[To do]
Reproduce the listing verbatim.

---

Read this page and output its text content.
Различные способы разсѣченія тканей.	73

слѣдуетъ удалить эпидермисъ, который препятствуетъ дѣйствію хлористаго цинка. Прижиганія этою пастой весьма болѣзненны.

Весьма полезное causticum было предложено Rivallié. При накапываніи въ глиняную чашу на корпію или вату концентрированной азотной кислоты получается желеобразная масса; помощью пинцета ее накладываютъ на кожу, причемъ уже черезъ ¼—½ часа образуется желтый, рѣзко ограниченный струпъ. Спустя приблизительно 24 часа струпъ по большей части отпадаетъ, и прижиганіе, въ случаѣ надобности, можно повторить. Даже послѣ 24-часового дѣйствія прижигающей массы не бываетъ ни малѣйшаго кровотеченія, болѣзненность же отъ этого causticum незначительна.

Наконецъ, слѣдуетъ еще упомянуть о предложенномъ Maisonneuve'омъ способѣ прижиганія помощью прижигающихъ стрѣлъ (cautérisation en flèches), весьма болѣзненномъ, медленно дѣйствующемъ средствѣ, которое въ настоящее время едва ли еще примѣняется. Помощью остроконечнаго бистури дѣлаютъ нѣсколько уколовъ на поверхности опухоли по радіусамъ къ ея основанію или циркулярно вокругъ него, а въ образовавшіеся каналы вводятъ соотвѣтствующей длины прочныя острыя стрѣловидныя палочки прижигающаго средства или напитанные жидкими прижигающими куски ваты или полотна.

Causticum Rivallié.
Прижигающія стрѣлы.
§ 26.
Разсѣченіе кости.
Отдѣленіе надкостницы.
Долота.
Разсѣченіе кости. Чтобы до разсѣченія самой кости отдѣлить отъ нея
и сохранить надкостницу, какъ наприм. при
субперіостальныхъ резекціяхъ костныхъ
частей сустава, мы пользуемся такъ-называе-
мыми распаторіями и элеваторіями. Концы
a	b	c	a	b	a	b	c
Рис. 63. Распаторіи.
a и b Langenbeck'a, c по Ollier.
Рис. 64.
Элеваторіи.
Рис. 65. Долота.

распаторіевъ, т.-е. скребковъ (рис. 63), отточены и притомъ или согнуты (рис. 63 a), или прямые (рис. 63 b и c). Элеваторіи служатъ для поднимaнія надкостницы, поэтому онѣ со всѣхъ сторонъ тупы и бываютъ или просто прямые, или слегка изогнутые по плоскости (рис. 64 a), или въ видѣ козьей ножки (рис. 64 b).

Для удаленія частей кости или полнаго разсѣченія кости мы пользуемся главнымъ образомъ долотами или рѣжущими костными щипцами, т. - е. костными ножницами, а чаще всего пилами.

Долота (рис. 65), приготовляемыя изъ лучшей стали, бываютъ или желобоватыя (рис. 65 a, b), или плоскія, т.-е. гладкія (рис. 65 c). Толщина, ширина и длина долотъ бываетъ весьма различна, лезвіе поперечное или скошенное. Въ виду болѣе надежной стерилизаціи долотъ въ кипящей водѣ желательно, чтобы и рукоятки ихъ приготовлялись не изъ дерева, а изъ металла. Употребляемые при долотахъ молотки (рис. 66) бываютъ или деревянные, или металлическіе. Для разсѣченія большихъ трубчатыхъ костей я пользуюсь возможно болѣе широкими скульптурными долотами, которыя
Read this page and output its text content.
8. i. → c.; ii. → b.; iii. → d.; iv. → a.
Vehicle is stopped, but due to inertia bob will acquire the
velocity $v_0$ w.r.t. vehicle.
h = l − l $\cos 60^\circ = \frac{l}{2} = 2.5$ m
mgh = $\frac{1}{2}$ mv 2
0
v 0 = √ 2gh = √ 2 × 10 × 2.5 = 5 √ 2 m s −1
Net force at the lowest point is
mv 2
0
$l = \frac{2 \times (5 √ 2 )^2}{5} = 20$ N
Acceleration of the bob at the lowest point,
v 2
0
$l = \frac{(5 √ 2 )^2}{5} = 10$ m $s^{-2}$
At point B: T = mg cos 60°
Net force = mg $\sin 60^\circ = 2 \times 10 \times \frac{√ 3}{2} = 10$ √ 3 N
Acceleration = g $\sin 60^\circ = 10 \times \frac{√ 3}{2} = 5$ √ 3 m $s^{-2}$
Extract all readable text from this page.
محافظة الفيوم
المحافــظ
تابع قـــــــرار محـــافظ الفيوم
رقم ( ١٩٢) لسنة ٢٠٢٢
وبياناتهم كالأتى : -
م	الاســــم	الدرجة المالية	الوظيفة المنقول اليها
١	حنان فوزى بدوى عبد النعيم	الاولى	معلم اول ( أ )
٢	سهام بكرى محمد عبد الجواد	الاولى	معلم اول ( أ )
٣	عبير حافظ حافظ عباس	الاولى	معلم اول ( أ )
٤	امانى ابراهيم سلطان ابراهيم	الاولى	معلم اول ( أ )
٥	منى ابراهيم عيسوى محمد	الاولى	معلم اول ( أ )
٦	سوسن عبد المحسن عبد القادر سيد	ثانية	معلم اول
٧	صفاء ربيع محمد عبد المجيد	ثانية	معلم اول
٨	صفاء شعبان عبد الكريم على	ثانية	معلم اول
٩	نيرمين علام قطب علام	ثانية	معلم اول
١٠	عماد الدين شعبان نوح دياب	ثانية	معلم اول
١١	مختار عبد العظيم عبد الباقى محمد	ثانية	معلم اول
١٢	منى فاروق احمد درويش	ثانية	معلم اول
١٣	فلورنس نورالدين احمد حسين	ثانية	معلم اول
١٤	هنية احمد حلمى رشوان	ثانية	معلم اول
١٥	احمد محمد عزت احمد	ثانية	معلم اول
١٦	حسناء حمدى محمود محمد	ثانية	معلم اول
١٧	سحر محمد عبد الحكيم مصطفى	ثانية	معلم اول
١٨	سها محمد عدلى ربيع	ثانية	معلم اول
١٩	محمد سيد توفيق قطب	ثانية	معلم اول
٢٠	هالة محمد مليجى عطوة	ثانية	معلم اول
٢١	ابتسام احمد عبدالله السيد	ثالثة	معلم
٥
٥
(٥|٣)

---

[Reply]
Read this page and output its text content.
Различные способы разсѣченія тканей.	73

слѣдуетъ удалить эпидермисъ, который препятствуетъ дѣйствію хлористаго цинка. Прижиганія этою пастой весьма болѣзненны.

Весьма полезное causticum было предложено Rivallié. При накапываніи въ глиняную чашу на корпію или вату концентрированной азотной кислоты получается желеобразная масса; помощью пинцета ее накладываютъ на кожу, причемъ уже черезъ ¼—½ часа образуется желтый, рѣзко ограниченный струпъ. Спустя приблизительно 24 часа струпъ по большей части отпадаетъ, и прижиганіе, въ случаѣ надобности, можно повторить. Даже послѣ 24-часового дѣйствія прижигающей массы не бываетъ ни малѣйшаго кровотеченія, болѣзненность же отъ этого causticum незначительна.

Наконецъ, слѣдуетъ еще упомянуть о предложенномъ Maisonneuve'омъ способѣ прижиганія помощью прижигающихъ стрѣлъ (cautérisation en flèches), весьма болѣзненномъ, медленно дѣйствующемъ средствѣ, которое въ настоящее время едва ли еще примѣняется. Помощью остроконечнаго бистури дѣлаютъ нѣсколько уколовъ на поверхности опухоли по радіусамъ къ ея основанію или циркулярно вокругъ него, а въ образовавшіеся каналы вводятъ соотвѣтствующей длины прочныя острыя стрѣловидныя палочки прижигающаго средства или напитанные жидкими прижигающими куски ваты или полотна.

Causticum Rivallié.
Прижигающія стрѣлы.
§ 26.
Разсѣченіе кости.
Отдѣленіе надкостницы.
Долота.
Разсѣченіе кости. Чтобы до разсѣченія самой кости отдѣлить отъ нея
и сохранить надкостницу, какъ наприм. при
субперіостальныхъ резекціяхъ костныхъ
частей сустава, мы пользуемся такъ-называе-
мыми распаторіями и элеваторіями. Концы
a	b	c	a	b	a	b	c
Рис. 63. Распаторіи.
a и b Langenbeck'a, c по Ollier.
Рис. 64.
Элеваторіи.
Рис. 65. Долота.

распаторіевъ, т.-е. скребковъ (рис. 63), отточены и притомъ или согнуты (рис. 63 a), или прямые (рис. 63 b и c). Элеваторіи служатъ для поднимaнія надкостницы, поэтому онѣ со всѣхъ сторонъ тупы и бываютъ или просто прямые, или слегка изогнутые по плоскости (рис. 64 a), или въ видѣ козьей ножки (рис. 64 b).

Для удаленія частей кости или полнаго разсѣченія кости мы пользуемся главнымъ образомъ долотами или рѣжущими костными щипцами, т. - е. костными ножницами, а чаще всего пилами.

Долота (рис. 65), приготовляемыя изъ лучшей стали, бываютъ или желобоватыя (рис. 65 a, b), или плоскія, т.-е. гладкія (рис. 65 c). Толщина, ширина и длина долотъ бываетъ весьма различна, лезвіе поперечное или скошенное. Въ виду болѣе надежной стерилизаціи долотъ въ кипящей водѣ желательно, чтобы и рукоятки ихъ приготовлялись не изъ дерева, а изъ металла. Употребляемые при долотахъ молотки (рис. 66) бываютъ или деревянные, или металлическіе. Для разсѣченія большихъ трубчатыхъ костей я пользуюсь возможно болѣе широкими скульптурными долотами, которыя
Read this page and output its text content.
8. i. → c.; ii. → b.; iii. → d.; iv. → a.
Vehicle is stopped, but due to inertia bob will acquire the
velocity $v_0$ w.r.t. vehicle.
h = l − l $\cos 60^\circ = \frac{l}{2} = 2.5$ m
mgh = $\frac{1}{2}$ mv 2
0
v 0 = √ 2gh = √ 2 × 10 × 2.5 = 5 √ 2 m s −1
Net force at the lowest point is
mv 2
0
$l = \frac{2 \times (5 √ 2 )^2}{5} = 20$ N
Acceleration of the bob at the lowest point,
v 2
0
$l = \frac{(5 √ 2 )^2}{5} = 10$ m $s^{-2}$
At point B: T = mg cos 60°
Net force = mg $\sin 60^\circ = 2 \times 10 \times \frac{√ 3}{2} = 10$ √ 3 N
Acceleration = g $\sin 60^\circ = 10 \times \frac{√ 3}{2} = 5$ √ 3 m $s^{-2}$
Extract all readable text from this page.
محافظة الفيوم
المحافــظ
تابع قـــــــرار محـــافظ الفيوم
رقم ( ١٩٢) لسنة ٢٠٢٢
وبياناتهم كالأتى : -
م	الاســــم	الدرجة المالية	الوظيفة المنقول اليها
١	حنان فوزى بدوى عبد النعيم	الاولى	معلم اول ( أ )
٢	سهام بكرى محمد عبد الجواد	الاولى	معلم اول ( أ )
٣	عبير حافظ حافظ عباس	الاولى	معلم اول ( أ )
٤	امانى ابراهيم سلطان ابراهيم	الاولى	معلم اول ( أ )
٥	منى ابراهيم عيسوى محمد	الاولى	معلم اول ( أ )
٦	سوسن عبد المحسن عبد القادر سيد	ثانية	معلم اول
٧	صفاء ربيع محمد عبد المجيد	ثانية	معلم اول
٨	صفاء شعبان عبد الكريم على	ثانية	معلم اول
٩	نيرمين علام قطب علام	ثانية	معلم اول
١٠	عماد الدين شعبان نوح دياب	ثانية	معلم اول
١١	مختار عبد العظيم عبد الباقى محمد	ثانية	معلم اول
١٢	منى فاروق احمد درويش	ثانية	معلم اول
١٣	فلورنس نورالدين احمد حسين	ثانية	معلم اول
١٤	هنية احمد حلمى رشوان	ثانية	معلم اول
١٥	احمد محمد عزت احمد	ثانية	معلم اول
١٦	حسناء حمدى محمود محمد	ثانية	معلم اول
١٧	سحر محمد عبد الحكيم مصطفى	ثانية	معلم اول
١٨	سها محمد عدلى ربيع	ثانية	معلم اول
١٩	محمد سيد توفيق قطب	ثانية	معلم اول
٢٠	هالة محمد مليجى عطوة	ثانية	معلم اول
٢١	ابتسام احمد عبدالله السيد	ثالثة	معلم
٥
٥
(٥|٣)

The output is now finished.